» **VORLIEGENDER TEXT**
"""

Der 1887 in Wien geborene Ernst Toch studierte Medizin und war als Musiker Autodidakt. Im Jahr 1909 gewann er den Mozart-Preis der Stadt Frankfurt und war, wie der Reclam-Opernführer schreibt, „vornehmlich ein Komponist kleiner Formen“. 1912 wurde er Dozent an der Mannheimer Musikhochschule, 1921 promovierte er an der Universität Heidelberg. 1927 schrieb er für die Deutschen Kammermusiktage Baden-Baden die Miniaturoper „Die Prinzessin auf der Erbse“ und zog 1929 nach Berlin, wo er die in Königsberg uraufgeführte Oper „Der Fächer“ komponierte. Nach der Machtübernahme durch die NSDAP emigrierte er 1934 in die Vereinigten Staaten, wo er in New York und Los Angeles als Professor für Komposition und Musiktheorie unterrichtete. Er schrieb elf Werke für die Filmproduktions-Firma Paramount, dreimal wurde seine Musik für den Oscar nominiert. Zu seinen berühmtesten Filmkompositionen zählt das Halleluja aus „Der Glöckner von Notre Dame“. 1957 wurde Toch mit dem Pulitzer-Preis ausgezeichnet, 1960 erhielt er einen Grammy-Award. Im Jahr 1962 entstanden die Opern „The Last Tale“ und „Scheherazade“.
Am 1. 10. 1964 starb Ernst Toch in Santa Monica.
Die Handlung der Oper, deren Libretto Benno Elkan nach dem Märchen von Hans Christian Andersen verfasste, in aller Kürze: Seit Tagen versuchen der König und die Königin in einem Wettbewerb unter zahlreichen Prinzessinnen die richtige Frau für ihren Sohn auszuwählen. Nur einer wird nicht nach seiner Meinung gefragt: der Prinz. Als ein junges Mädchen am Hof erscheint und behauptet, königlichen Geblüts zu sein, verliebt sich der Prinz Hals über Kopf in die angebliche Prinzessin. Doch seine Mutter ist skeptisch und veranlasst mit Hilfe der Amme die „Erbsenprobe“. Unter einem riesigen Berg von Matratzen wird eine kleine Erbse versteckt – eine wirkliche Prinzessin müsste diese sofort spüren und nicht schlafen können. Am Morgen jammert sie, dass sie „schrecklich schlecht“ geschlafen habe. Wer eine Erbse durch zwanzig Matratzen spüre, muss eine Prinzessin sein! Also wird sie sich auch als würdige Gattin für den Prinzen erweisen.

"""

» **DATENZEILEN**
"""

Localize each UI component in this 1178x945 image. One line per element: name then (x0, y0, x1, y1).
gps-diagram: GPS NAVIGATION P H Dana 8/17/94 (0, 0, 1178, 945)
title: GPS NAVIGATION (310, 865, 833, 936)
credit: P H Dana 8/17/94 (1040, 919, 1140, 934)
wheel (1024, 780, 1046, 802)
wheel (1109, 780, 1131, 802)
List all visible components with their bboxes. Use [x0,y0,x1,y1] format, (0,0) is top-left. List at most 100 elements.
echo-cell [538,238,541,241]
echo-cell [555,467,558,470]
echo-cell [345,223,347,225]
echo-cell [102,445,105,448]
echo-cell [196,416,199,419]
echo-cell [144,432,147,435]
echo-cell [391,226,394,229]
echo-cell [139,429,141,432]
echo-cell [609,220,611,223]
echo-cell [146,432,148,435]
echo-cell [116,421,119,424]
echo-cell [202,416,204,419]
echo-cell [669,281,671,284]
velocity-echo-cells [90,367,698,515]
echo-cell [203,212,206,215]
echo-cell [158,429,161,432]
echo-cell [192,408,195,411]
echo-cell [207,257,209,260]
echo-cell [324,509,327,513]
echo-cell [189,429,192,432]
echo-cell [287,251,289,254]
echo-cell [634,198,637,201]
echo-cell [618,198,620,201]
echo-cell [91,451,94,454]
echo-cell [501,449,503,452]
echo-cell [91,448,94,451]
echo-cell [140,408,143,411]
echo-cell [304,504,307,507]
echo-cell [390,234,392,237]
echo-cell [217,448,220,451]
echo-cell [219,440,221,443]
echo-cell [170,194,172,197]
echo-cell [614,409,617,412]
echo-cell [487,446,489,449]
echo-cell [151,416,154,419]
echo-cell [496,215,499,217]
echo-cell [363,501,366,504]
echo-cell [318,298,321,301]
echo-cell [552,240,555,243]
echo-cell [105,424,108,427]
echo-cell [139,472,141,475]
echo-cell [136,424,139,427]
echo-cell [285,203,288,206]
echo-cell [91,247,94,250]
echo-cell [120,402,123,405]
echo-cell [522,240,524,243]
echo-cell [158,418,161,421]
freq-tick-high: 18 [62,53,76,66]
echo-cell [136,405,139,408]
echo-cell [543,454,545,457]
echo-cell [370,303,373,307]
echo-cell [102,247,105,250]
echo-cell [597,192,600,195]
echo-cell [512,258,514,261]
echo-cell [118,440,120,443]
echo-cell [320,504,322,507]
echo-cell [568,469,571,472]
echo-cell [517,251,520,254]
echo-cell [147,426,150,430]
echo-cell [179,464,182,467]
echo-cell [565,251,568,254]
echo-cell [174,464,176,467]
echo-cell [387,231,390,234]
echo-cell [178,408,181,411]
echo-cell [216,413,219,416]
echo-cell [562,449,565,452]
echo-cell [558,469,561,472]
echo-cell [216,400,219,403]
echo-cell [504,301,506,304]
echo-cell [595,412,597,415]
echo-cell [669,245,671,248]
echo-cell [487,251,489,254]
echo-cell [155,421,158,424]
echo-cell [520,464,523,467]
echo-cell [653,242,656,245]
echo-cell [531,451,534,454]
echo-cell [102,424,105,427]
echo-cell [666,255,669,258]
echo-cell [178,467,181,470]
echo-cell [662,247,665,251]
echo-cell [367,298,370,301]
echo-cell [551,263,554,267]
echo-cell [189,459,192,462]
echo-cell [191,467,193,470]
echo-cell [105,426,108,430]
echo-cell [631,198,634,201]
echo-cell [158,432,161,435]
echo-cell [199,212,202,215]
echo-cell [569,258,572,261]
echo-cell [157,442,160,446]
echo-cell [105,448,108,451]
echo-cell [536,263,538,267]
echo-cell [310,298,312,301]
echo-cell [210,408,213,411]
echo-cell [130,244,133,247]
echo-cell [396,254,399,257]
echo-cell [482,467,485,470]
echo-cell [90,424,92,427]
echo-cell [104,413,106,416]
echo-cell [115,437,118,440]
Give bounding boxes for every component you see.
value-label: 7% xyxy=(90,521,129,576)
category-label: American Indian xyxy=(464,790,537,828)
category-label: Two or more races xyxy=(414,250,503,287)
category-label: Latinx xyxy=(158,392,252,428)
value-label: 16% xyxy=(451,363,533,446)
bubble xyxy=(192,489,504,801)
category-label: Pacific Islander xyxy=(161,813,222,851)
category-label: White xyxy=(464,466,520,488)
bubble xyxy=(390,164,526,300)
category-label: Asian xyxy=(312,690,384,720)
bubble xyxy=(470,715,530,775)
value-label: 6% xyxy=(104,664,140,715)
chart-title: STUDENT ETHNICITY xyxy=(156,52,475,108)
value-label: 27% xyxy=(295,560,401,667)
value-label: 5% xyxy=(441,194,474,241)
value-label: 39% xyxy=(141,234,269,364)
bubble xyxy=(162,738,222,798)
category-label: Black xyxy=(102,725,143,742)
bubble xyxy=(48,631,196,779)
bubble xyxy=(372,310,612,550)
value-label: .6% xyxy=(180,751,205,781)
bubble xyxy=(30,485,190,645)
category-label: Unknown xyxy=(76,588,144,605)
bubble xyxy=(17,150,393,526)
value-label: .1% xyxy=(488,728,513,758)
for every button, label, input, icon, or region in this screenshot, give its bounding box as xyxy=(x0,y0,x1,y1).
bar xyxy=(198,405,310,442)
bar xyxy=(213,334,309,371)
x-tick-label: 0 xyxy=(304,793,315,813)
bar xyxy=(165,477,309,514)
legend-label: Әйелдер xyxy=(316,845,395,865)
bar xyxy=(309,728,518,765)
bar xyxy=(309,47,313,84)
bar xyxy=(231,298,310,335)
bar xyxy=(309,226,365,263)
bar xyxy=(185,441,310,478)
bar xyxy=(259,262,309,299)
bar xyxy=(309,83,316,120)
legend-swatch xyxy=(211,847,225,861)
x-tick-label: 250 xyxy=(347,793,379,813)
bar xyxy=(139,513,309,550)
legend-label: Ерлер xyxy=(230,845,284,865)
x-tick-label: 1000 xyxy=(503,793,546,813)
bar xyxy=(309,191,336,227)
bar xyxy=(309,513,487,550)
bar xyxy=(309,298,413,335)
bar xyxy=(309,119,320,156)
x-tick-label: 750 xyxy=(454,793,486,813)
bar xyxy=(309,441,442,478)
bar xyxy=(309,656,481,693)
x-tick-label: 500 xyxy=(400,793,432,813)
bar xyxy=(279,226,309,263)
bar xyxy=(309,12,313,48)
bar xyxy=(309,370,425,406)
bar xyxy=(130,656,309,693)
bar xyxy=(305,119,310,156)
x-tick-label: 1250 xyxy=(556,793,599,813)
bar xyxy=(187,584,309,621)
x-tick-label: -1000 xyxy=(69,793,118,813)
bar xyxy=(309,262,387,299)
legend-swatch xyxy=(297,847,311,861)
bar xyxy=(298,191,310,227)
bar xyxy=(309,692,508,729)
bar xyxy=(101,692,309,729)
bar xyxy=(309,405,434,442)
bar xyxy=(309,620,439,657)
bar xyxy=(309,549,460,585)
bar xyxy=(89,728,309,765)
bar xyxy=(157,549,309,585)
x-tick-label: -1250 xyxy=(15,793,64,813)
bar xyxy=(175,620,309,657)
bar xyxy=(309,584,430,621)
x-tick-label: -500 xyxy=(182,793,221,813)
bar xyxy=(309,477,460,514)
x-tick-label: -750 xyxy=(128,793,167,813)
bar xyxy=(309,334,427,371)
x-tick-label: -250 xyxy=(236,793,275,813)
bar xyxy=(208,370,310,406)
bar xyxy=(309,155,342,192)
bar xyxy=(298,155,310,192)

"""

» **IHRE AUFGABEN**
(1) In welchem Jahr emigrierte Ernst Toch laut dem Text über ihn in die Vereinigten Staaten?
(2) Setzen Sie bitte den Text über Ernst Toch nach seinem letzten Satz fort.
Die Daten sind eigenständiges Material und gehören nicht zum Text über Ernst Toch.

» **ANTWORTEN JE AUFGABE**
(1) 1934.

(2)
Svenja Tiedt inszenierte die Märchenoper mit viel Schwung, phantasievollen Szenen und subtilem Humor. Bei der Vorbereitung für das Nachtlager der Prinzessin „zauberten“ Clowns eine Matratze aus dem Orchestergraben, agierten sogar auf dem 1. Rang mitten im Publikum und warfen zum Gaudium der Kinder die Kissen von oben auf die Bühne. Für die Gestaltung der Bühne, die ein märchenhaftes Schloss aufwies, und für die zauberhaft bunten Kostüme zeichnete Tatjana Ivschina verantwortlich. Für die kreative Choreographie der flotten, zirkushaften Szenen sorgte Amelie Jalowy.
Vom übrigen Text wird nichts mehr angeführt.